Demande
Poursuivez l'entrevue avec Bill Randall ci-dessous, en reprenant juste après sa dernière phrase.

Bill Randall
1) Quel poste occupez-vous présentement et quel est votre titre officiel?
Je suis professeur de gérontologie à St. Thomas University de Fredericton.
2) Quelle formation avez-vous reçue?
Je suis diplômé de l’école secondaire régionale de Harvey, au Nouveau-Brunswick, et j’ai obtenu mon baccalauréat ès arts (B.A., 1972) à la Harvard University. J’ai poursuivi des études de maîtrise en études divines (M.Div., 1976) à l’Emmanuel College de la University of Toronto. Après un an de scolarité au doctorat à la Faculté de théologie de la Cambridge University, j’ai complété une maîtrise en théologie (M.Th., 1979) au Princeton Theological Seminary. Après 11 ans de ministère paroissial au sein de l’Église Unie du Canada, je suis retourné à la University of Toronto, où je me suis inscrit à l’Institut d’études pédagogiques de l’Ontario pour compléter un doctorat en philosophie de l’éducation (D.Éd.) en 1992.

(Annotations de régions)
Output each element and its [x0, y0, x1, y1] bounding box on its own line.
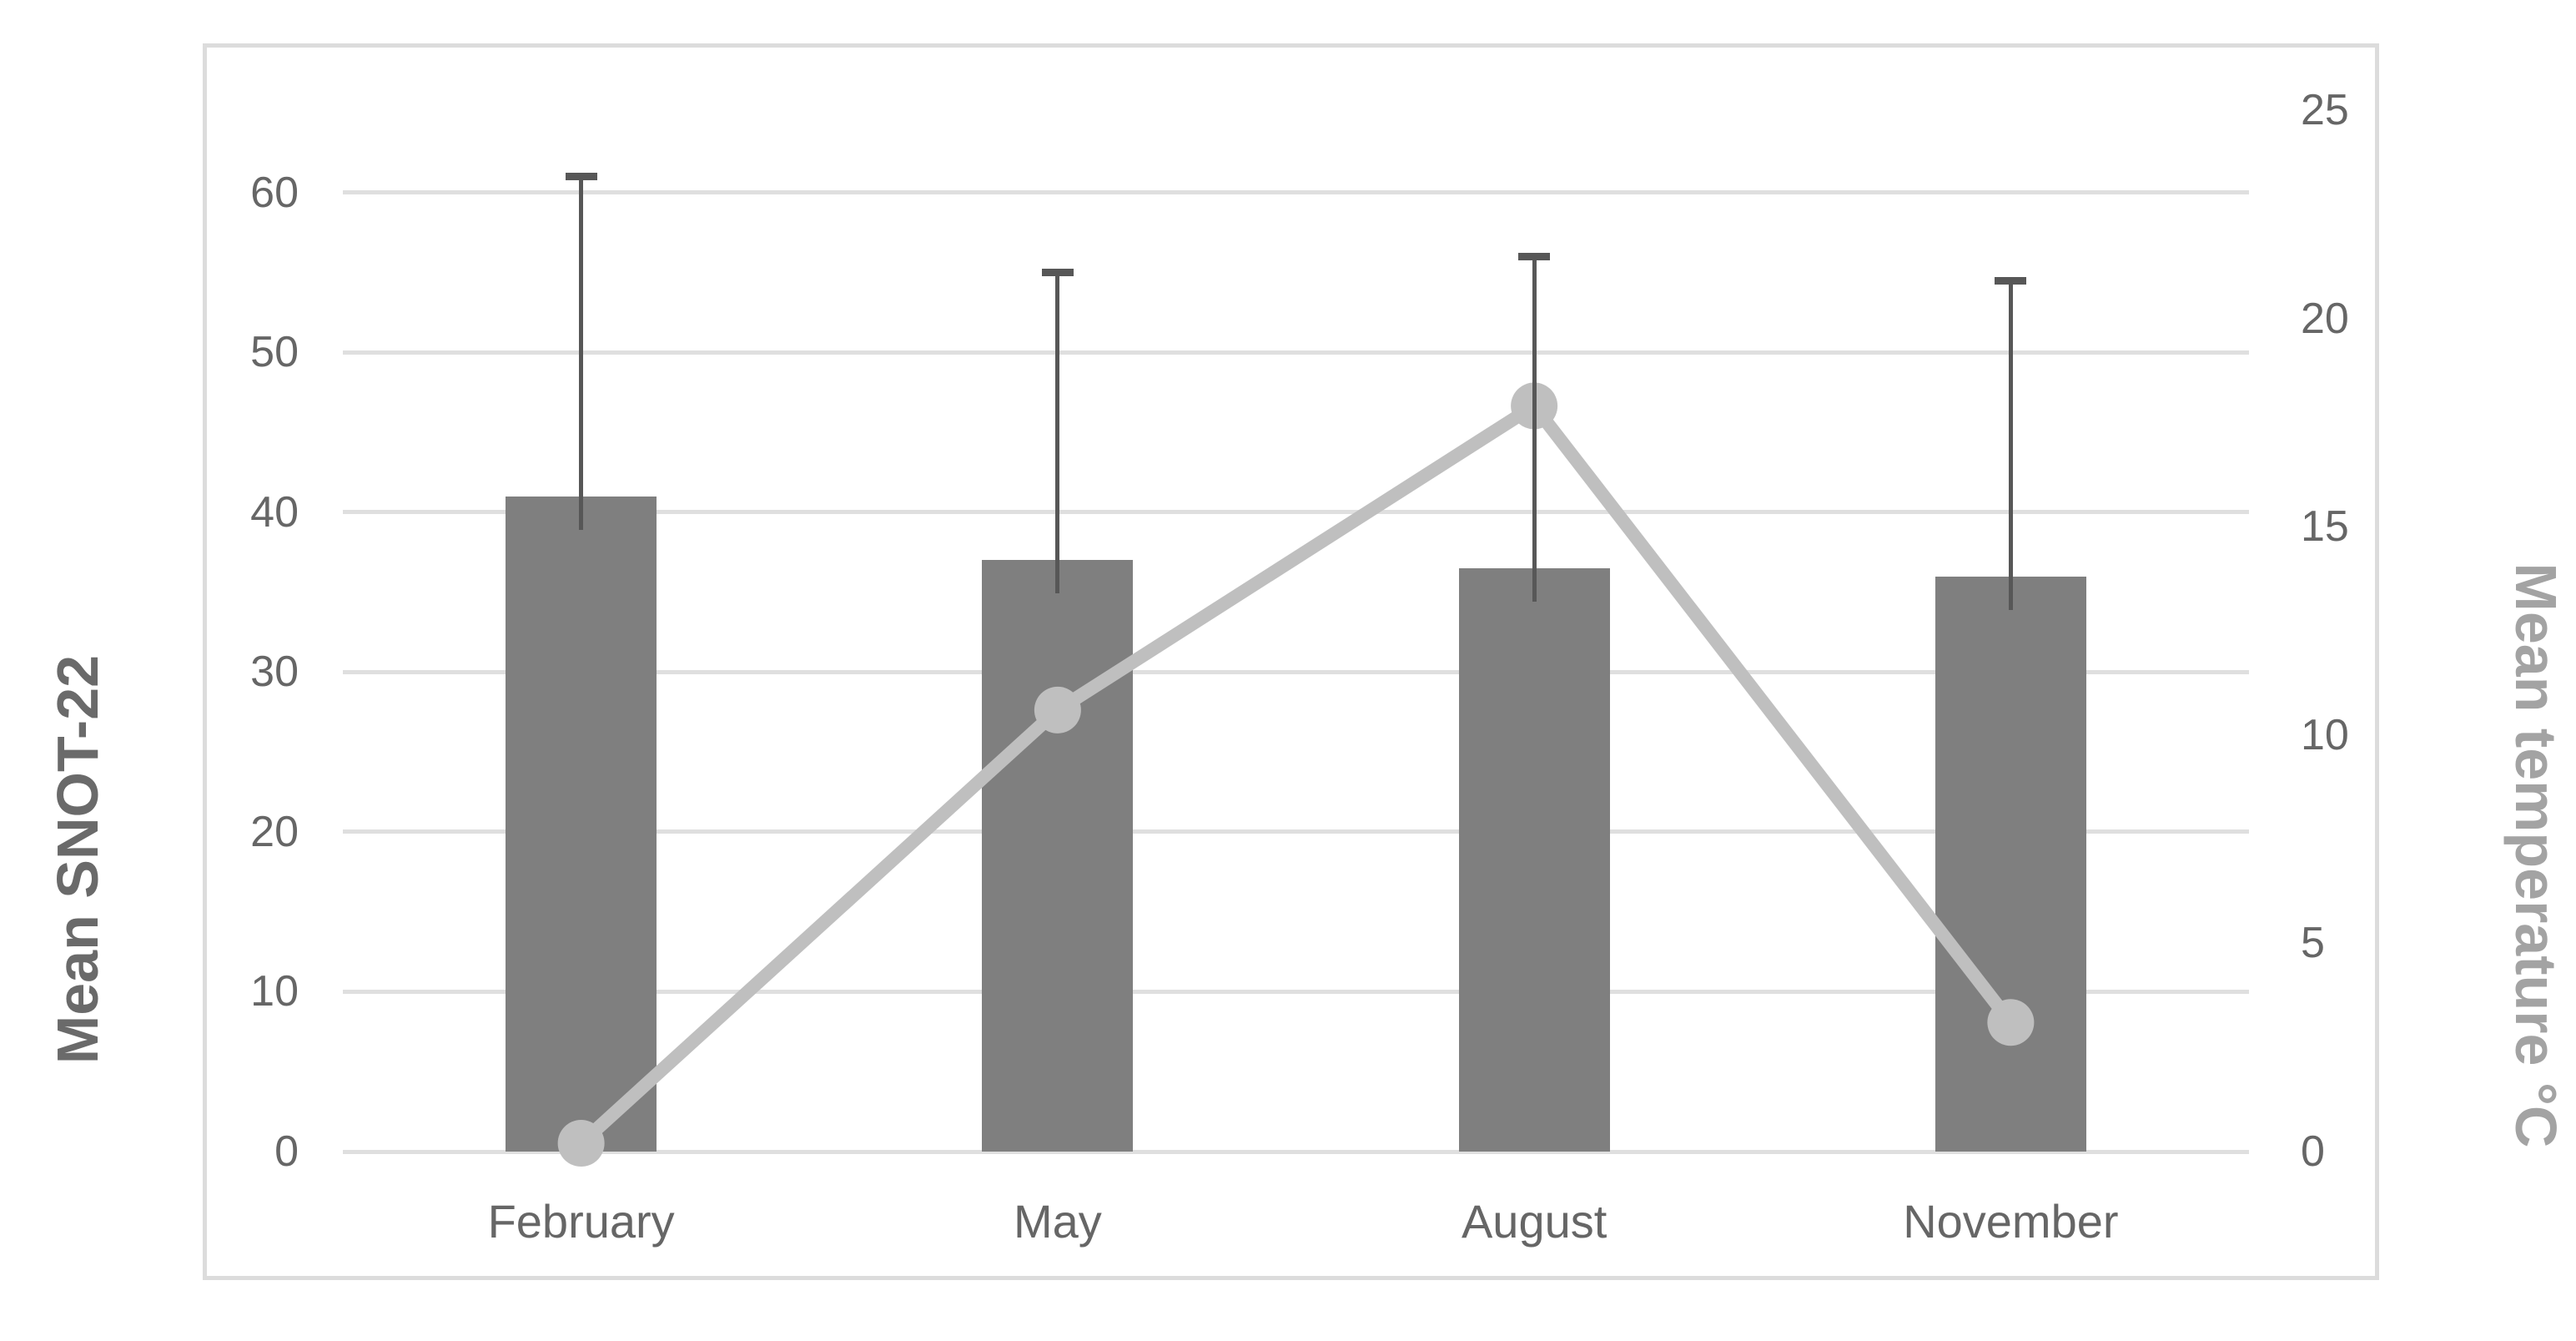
- right-axis-tick-label: 20: [2301, 294, 2349, 343]
- line-marker: [557, 1120, 605, 1167]
- left-axis-tick-label: 20: [250, 807, 299, 856]
- category-label: February: [487, 1195, 675, 1248]
- right-axis-tick-label: 15: [2301, 502, 2349, 552]
- left-axis-tick-label: 30: [250, 648, 299, 697]
- left-axis-tick-label: 40: [250, 487, 299, 537]
- gridline: [343, 989, 2249, 994]
- left-axis-tick-label: 60: [250, 168, 299, 217]
- category-label: May: [1013, 1195, 1102, 1248]
- bar: [506, 496, 657, 1152]
- right-axis-tick-label: 10: [2301, 710, 2349, 759]
- error-whisker: [1055, 272, 1060, 594]
- line-marker: [1987, 999, 2035, 1046]
- line-marker: [1034, 686, 1081, 734]
- category-label: August: [1461, 1195, 1607, 1248]
- right-axis-tick-label: 5: [2301, 919, 2325, 968]
- left-axis-tick-label: 0: [274, 1127, 299, 1176]
- left-axis-tick-label: 50: [250, 328, 299, 377]
- bar: [1458, 567, 1610, 1152]
- temperature-line: [576, 396, 2016, 1148]
- error-whisker: [2008, 280, 2013, 610]
- bar: [1935, 576, 2086, 1152]
- error-cap: [565, 173, 597, 181]
- gridline: [343, 350, 2249, 355]
- category-label: November: [1903, 1195, 2119, 1248]
- right-axis-tick-label: 0: [2301, 1127, 2325, 1176]
- error-cap: [1518, 252, 1551, 260]
- gridline: [343, 190, 2249, 195]
- error-cap: [1995, 276, 2027, 285]
- gridline: [343, 669, 2249, 674]
- right-axis-tick-label: 25: [2301, 86, 2349, 134]
- error-cap: [1041, 269, 1074, 277]
- gridline: [343, 829, 2249, 834]
- bar: [982, 560, 1134, 1152]
- left-axis-tick-label: 10: [250, 967, 299, 1016]
- gridline: [343, 510, 2249, 515]
- error-whisker: [1532, 256, 1537, 602]
- gridline: [343, 1149, 2249, 1154]
- error-whisker: [579, 176, 584, 530]
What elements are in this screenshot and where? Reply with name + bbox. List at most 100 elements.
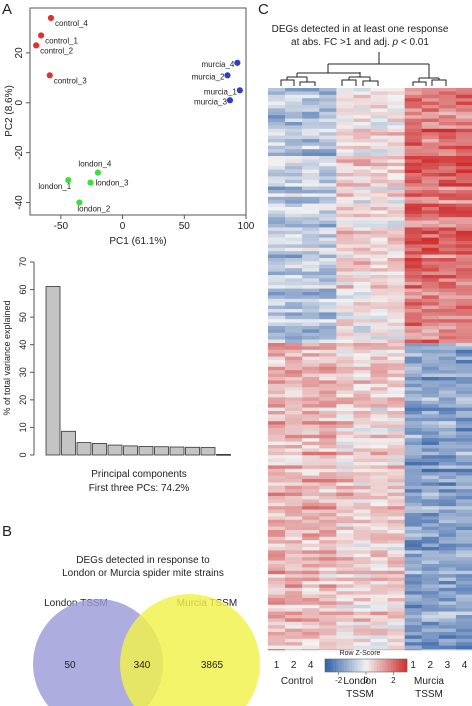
heat-cell-r48-c1 xyxy=(285,251,303,255)
heat-cell-r86-c3 xyxy=(319,380,337,385)
heat-cell-r12-c3 xyxy=(319,128,337,133)
heat-cell-r154-c2 xyxy=(302,611,320,616)
heat-cell-r75-c11 xyxy=(455,343,472,347)
heat-cell-r81-c3 xyxy=(319,363,337,368)
heat-cell-r81-c9 xyxy=(421,363,440,368)
heat-cell-r46-c11 xyxy=(455,244,472,249)
heat-cell-r77-c2 xyxy=(302,349,320,354)
heat-cell-r138-c7 xyxy=(387,557,405,561)
heat-cell-r115-c6 xyxy=(370,479,388,483)
heat-cell-r118-c4 xyxy=(336,489,354,493)
heat-cell-r40-c6 xyxy=(370,224,388,228)
heat-cell-r17-c0 xyxy=(268,145,286,150)
heat-cell-r56-c11 xyxy=(455,278,472,283)
heat-cell-r160-c7 xyxy=(387,632,405,636)
heat-cell-r132-c0 xyxy=(268,536,286,541)
heat-cell-r68-c1 xyxy=(285,319,303,323)
heat-cell-r133-c1 xyxy=(285,540,303,544)
heat-cell-r27-c9 xyxy=(421,179,440,184)
heat-cell-r142-c3 xyxy=(319,570,337,575)
heat-cell-r42-c6 xyxy=(370,230,388,235)
heat-cell-r63-c5 xyxy=(353,302,371,306)
heat-cell-r129-c7 xyxy=(387,526,405,531)
heat-cell-r130-c6 xyxy=(370,530,388,534)
heat-cell-r106-c7 xyxy=(387,448,405,453)
heat-cell-r153-c9 xyxy=(421,608,440,612)
heat-cell-r52-c4 xyxy=(336,264,354,269)
bar-y-tick-label-2: 20 xyxy=(18,395,28,405)
heat-cell-r38-c7 xyxy=(387,217,405,221)
heat-cell-r76-c6 xyxy=(370,346,388,351)
heat-cell-r26-c3 xyxy=(319,176,337,181)
heat-cell-r123-c3 xyxy=(319,506,337,510)
heat-cell-r118-c2 xyxy=(302,489,320,493)
heat-cell-r61-c0 xyxy=(268,295,286,300)
heat-cell-r2-c8 xyxy=(404,94,423,99)
heat-cell-r77-c0 xyxy=(268,349,286,354)
heat-cell-r126-c2 xyxy=(302,516,320,521)
heat-cell-r88-c7 xyxy=(387,387,405,391)
heat-cell-r119-c0 xyxy=(268,492,286,497)
heat-cell-r36-c2 xyxy=(302,210,320,215)
heat-cell-r100-c4 xyxy=(336,428,354,432)
heat-cell-r61-c11 xyxy=(455,295,472,300)
heat-cell-r67-c7 xyxy=(387,315,405,320)
heat-cell-r74-c10 xyxy=(438,339,457,344)
heat-cell-r1-c6 xyxy=(370,91,388,96)
heat-cell-r62-c5 xyxy=(353,298,371,303)
heat-cell-r73-c3 xyxy=(319,336,337,340)
heat-cell-r98-c10 xyxy=(438,421,457,425)
heat-cell-r91-c7 xyxy=(387,397,405,402)
heat-cell-r106-c6 xyxy=(370,448,388,453)
heat-cell-r107-c3 xyxy=(319,451,337,456)
heat-cell-r152-c5 xyxy=(353,604,371,609)
heat-cell-r92-c9 xyxy=(421,400,440,405)
heat-cell-r82-c2 xyxy=(302,366,320,371)
heat-cell-r149-c1 xyxy=(285,594,303,599)
pca-y-tick-label-3: 20 xyxy=(14,47,25,59)
heat-cell-r23-c8 xyxy=(404,166,423,170)
heat-cell-r133-c6 xyxy=(370,540,388,544)
heat-cell-r69-c3 xyxy=(319,322,337,327)
heat-cell-r31-c9 xyxy=(421,193,440,198)
heat-cell-r13-c7 xyxy=(387,132,405,136)
heat-cell-r106-c3 xyxy=(319,448,337,453)
venn-title-line-1: DEGs detected in response to xyxy=(76,555,210,566)
heat-cell-r73-c7 xyxy=(387,336,405,340)
heat-cell-r67-c10 xyxy=(438,315,457,320)
heat-cell-r59-c7 xyxy=(387,288,405,293)
heat-cell-r72-c1 xyxy=(285,332,303,337)
heat-cell-r124-c3 xyxy=(319,509,337,514)
heat-cell-r121-c4 xyxy=(336,499,354,504)
heat-cell-r144-c11 xyxy=(455,577,472,582)
heat-cell-r151-c3 xyxy=(319,601,337,606)
heat-cell-r21-c11 xyxy=(455,159,472,164)
heat-cell-r81-c0 xyxy=(268,363,286,368)
heat-cell-r123-c0 xyxy=(268,506,286,510)
heat-cell-r9-c8 xyxy=(404,118,423,123)
heat-cell-r145-c10 xyxy=(438,581,457,585)
heat-cell-r134-c0 xyxy=(268,543,286,548)
heat-cell-r4-c7 xyxy=(387,101,405,106)
heat-cell-r88-c8 xyxy=(404,387,423,391)
heat-cell-r135-c4 xyxy=(336,547,354,551)
heat-cell-r31-c8 xyxy=(404,193,423,198)
heat-cell-r132-c9 xyxy=(421,536,440,541)
heat-cell-r49-c2 xyxy=(302,254,320,259)
heat-cell-r117-c5 xyxy=(353,485,371,490)
heat-cell-r155-c6 xyxy=(370,615,388,619)
heat-cell-r77-c7 xyxy=(387,349,405,354)
heat-cell-r88-c2 xyxy=(302,387,320,391)
heat-cell-r102-c7 xyxy=(387,434,405,439)
heat-cell-r71-c3 xyxy=(319,329,337,334)
heat-cell-r46-c3 xyxy=(319,244,337,249)
heat-cell-r15-c10 xyxy=(438,139,457,143)
heat-cell-r3-c1 xyxy=(285,98,303,102)
heat-cell-r5-c8 xyxy=(404,105,423,109)
heat-cell-r160-c11 xyxy=(455,632,472,636)
heat-cell-r121-c2 xyxy=(302,499,320,504)
heat-cell-r2-c3 xyxy=(319,94,337,99)
heat-cell-r148-c10 xyxy=(438,591,457,595)
heat-cell-r14-c4 xyxy=(336,135,354,140)
heat-cell-r135-c5 xyxy=(353,547,371,551)
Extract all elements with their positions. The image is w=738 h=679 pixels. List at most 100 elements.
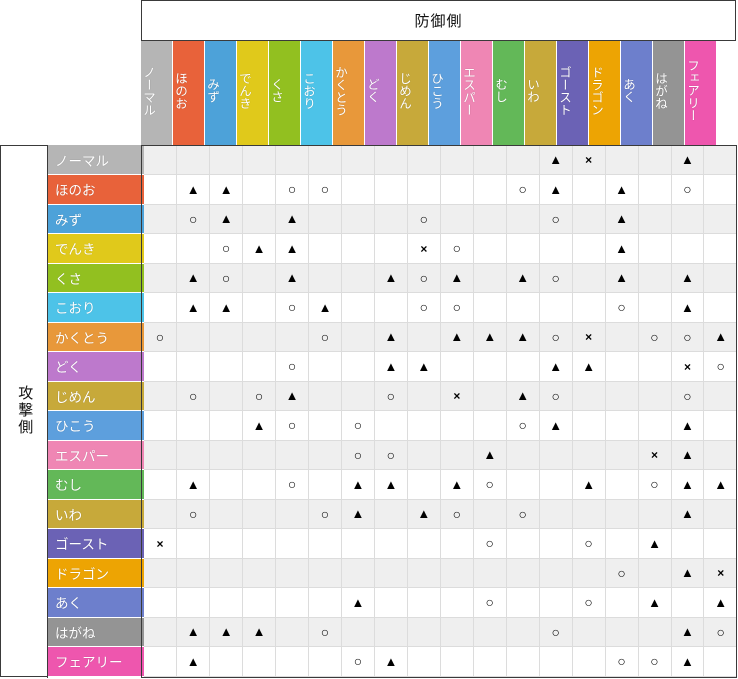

Réponse
3) Parlez-nous un peu de votre parcours professionnel. D’où vient votre passion pour la recherche ou le travail que vous faites et comment s’est-elle développée?
Après mes 11 années de ministère paroissial, durant lesquelles j’ai servi dans des églises en Saskatchewan, en Ontario et au Nouveau-Brunswick, je suis retourné à l’université pour poursuivre des études doctorales. Ma thèse, intitulée « The Stories We Are: An Essay on the Poetics of Self-Creation » (Les histoires que nous sommes : essai sur la poétique de la création de soi), a été publiée sous forme de livre en 1995 par University of Toronto Press, ce qui a certainement contribué à relancer ma carrière (en milieu de vie) après ma transition de la pastorale au monde universitaire. À l’automne de la même année, je suis venu à la STU à titre de professeur invité à la Chaire de gérontologie et j’y suis resté depuis. J’ai occupé le poste d’agrégé de recherche pendant six ans, puis je me suis engagé sur la voie de la permanence en 2001 et j’ai été promu professeur titulaire en 2010.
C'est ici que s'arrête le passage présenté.